### Provided material

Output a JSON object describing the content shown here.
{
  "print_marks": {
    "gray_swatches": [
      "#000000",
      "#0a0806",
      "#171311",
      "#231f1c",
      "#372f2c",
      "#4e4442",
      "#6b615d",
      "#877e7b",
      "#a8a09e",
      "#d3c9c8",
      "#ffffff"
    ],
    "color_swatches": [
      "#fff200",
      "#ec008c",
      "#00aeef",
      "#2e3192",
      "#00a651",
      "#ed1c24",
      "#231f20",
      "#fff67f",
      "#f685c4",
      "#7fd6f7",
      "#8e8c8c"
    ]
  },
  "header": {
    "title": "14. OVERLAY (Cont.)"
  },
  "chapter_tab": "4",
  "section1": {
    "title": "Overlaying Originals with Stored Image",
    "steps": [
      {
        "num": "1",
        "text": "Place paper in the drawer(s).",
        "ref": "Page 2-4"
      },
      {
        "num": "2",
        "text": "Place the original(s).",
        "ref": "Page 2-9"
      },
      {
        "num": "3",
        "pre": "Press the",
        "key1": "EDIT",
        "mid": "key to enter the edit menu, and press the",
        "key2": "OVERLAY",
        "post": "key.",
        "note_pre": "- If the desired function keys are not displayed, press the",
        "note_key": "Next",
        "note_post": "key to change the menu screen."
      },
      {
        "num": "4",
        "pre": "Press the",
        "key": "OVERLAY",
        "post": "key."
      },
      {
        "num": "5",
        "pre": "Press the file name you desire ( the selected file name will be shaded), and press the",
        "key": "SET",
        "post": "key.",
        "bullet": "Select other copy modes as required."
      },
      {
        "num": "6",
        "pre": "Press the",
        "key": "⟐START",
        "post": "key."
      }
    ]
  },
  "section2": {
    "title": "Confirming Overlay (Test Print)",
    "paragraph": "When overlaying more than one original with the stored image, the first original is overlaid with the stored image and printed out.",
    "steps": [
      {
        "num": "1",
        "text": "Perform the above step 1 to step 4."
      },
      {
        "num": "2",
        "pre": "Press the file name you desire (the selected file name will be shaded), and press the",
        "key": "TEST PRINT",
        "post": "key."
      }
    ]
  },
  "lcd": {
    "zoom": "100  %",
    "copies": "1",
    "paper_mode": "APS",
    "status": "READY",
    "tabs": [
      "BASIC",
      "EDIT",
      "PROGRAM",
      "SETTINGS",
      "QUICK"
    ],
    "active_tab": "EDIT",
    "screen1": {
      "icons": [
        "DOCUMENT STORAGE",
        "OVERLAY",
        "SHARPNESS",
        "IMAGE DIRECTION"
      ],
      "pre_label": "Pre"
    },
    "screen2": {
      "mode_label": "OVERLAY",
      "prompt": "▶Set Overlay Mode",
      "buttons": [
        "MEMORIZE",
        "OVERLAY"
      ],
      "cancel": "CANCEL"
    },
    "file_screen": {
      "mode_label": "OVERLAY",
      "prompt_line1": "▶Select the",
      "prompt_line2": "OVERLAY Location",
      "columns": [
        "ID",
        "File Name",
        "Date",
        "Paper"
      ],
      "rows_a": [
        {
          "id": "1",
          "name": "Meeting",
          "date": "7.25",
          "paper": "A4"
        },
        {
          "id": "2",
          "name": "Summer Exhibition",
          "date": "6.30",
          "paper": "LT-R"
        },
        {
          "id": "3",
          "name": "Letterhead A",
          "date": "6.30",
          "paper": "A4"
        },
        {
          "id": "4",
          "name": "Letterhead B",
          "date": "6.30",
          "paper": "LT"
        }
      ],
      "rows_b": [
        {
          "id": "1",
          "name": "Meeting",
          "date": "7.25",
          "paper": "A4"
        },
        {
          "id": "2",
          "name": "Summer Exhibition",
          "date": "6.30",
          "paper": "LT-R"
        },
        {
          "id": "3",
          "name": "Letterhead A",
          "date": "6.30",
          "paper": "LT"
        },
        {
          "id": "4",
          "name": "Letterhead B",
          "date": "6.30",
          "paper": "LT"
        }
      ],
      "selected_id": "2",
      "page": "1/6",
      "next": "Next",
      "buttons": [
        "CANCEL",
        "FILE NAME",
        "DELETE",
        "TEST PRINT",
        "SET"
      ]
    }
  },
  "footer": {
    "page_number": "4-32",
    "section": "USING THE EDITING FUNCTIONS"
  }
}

### Problem to work on
Return the entries above exactly, each one complete.

### Answer for this exercise
Output a JSON object describing the content shown here.
{
  "print_marks": {
    "gray_swatches": [
      "#000000",
      "#0a0806",
      "#171311",
      "#231f1c",
      "#372f2c",
      "#4e4442",
      "#6b615d",
      "#877e7b",
      "#a8a09e",
      "#d3c9c8",
      "#ffffff"
    ],
    "color_swatches": [
      "#fff200",
      "#ec008c",
      "#00aeef",
      "#2e3192",
      "#00a651",
      "#ed1c24",
      "#231f20",
      "#fff67f",
      "#f685c4",
      "#7fd6f7",
      "#8e8c8c"
    ]
  },
  "header": {
    "title": "14. OVERLAY (Cont.)"
  },
  "chapter_tab": "4",
  "section1": {
    "title": "Overlaying Originals with Stored Image",
    "steps": [
      {
        "num": "1",
        "text": "Place paper in the drawer(s).",
        "ref": "Page 2-4"
      },
      {
        "num": "2",
        "text": "Place the original(s).",
        "ref": "Page 2-9"
      },
      {
        "num": "3",
        "pre": "Press the",
        "key1": "EDIT",
        "mid": "key to enter the edit menu, and press the",
        "key2": "OVERLAY",
        "post": "key.",
        "note_pre": "- If the desired function keys are not displayed, press the",
        "note_key": "Next",
        "note_post": "key to change the menu screen."
      },
      {
        "num": "4",
        "pre": "Press the",
        "key": "OVERLAY",
        "post": "key."
      },
      {
        "num": "5",
        "pre": "Press the file name you desire ( the selected file name will be shaded), and press the",
        "key": "SET",
        "post": "key.",
        "bullet": "Select other copy modes as required."
      },
      {
        "num": "6",
        "pre": "Press the",
        "key": "⟐START",
        "post": "key."
      }
    ]
  },
  "section2": {
    "title": "Confirming Overlay (Test Print)",
    "paragraph": "When overlaying more than one original with the stored image, the first original is overlaid with the stored image and printed out.",
    "steps": [
      {
        "num": "1",
        "text": "Perform the above step 1 to step 4."
      },
      {
        "num": "2",
        "pre": "Press the file name you desire (the selected file name will be shaded), and press the",
        "key": "TEST PRINT",
        "post": "key."
      }
    ]
  },
  "lcd": {
    "zoom": "100  %",
    "copies": "1",
    "paper_mode": "APS",
    "status": "READY",
    "tabs": [
      "BASIC",
      "EDIT",
      "PROGRAM",
      "SETTINGS",
      "QUICK"
    ],
    "active_tab": "EDIT",
    "screen1": {
      "icons": [
        "DOCUMENT STORAGE",
        "OVERLAY",
        "SHARPNESS",
        "IMAGE DIRECTION"
      ],
      "pre_label": "Pre"
    },
    "screen2": {
      "mode_label": "OVERLAY",
      "prompt": "▶Set Overlay Mode",
      "buttons": [
        "MEMORIZE",
        "OVERLAY"
      ],
      "cancel": "CANCEL"
    },
    "file_screen": {
      "mode_label": "OVERLAY",
      "prompt_line1": "▶Select the",
      "prompt_line2": "OVERLAY Location",
      "columns": [
        "ID",
        "File Name",
        "Date",
        "Paper"
      ],
      "rows_a": [
        {
          "id": "1",
          "name": "Meeting",
          "date": "7.25",
          "paper": "A4"
        },
        {
          "id": "2",
          "name": "Summer Exhibition",
          "date": "6.30",
          "paper": "LT-R"
        },
        {
          "id": "3",
          "name": "Letterhead A",
          "date": "6.30",
          "paper": "A4"
        },
        {
          "id": "4",
          "name": "Letterhead B",
          "date": "6.30",
          "paper": "LT"
        }
      ],
      "rows_b": [
        {
          "id": "1",
          "name": "Meeting",
          "date": "7.25",
          "paper": "A4"
        },
        {
          "id": "2",
          "name": "Summer Exhibition",
          "date": "6.30",
          "paper": "LT-R"
        },
        {
          "id": "3",
          "name": "Letterhead A",
          "date": "6.30",
          "paper": "LT"
        },
        {
          "id": "4",
          "name": "Letterhead B",
          "date": "6.30",
          "paper": "LT"
        }
      ],
      "selected_id": "2",
      "page": "1/6",
      "next": "Next",
      "buttons": [
        "CANCEL",
        "FILE NAME",
        "DELETE",
        "TEST PRINT",
        "SET"
      ]
    }
  },
  "footer": {
    "page_number": "4-32",
    "section": "USING THE EDITING FUNCTIONS"
  }
}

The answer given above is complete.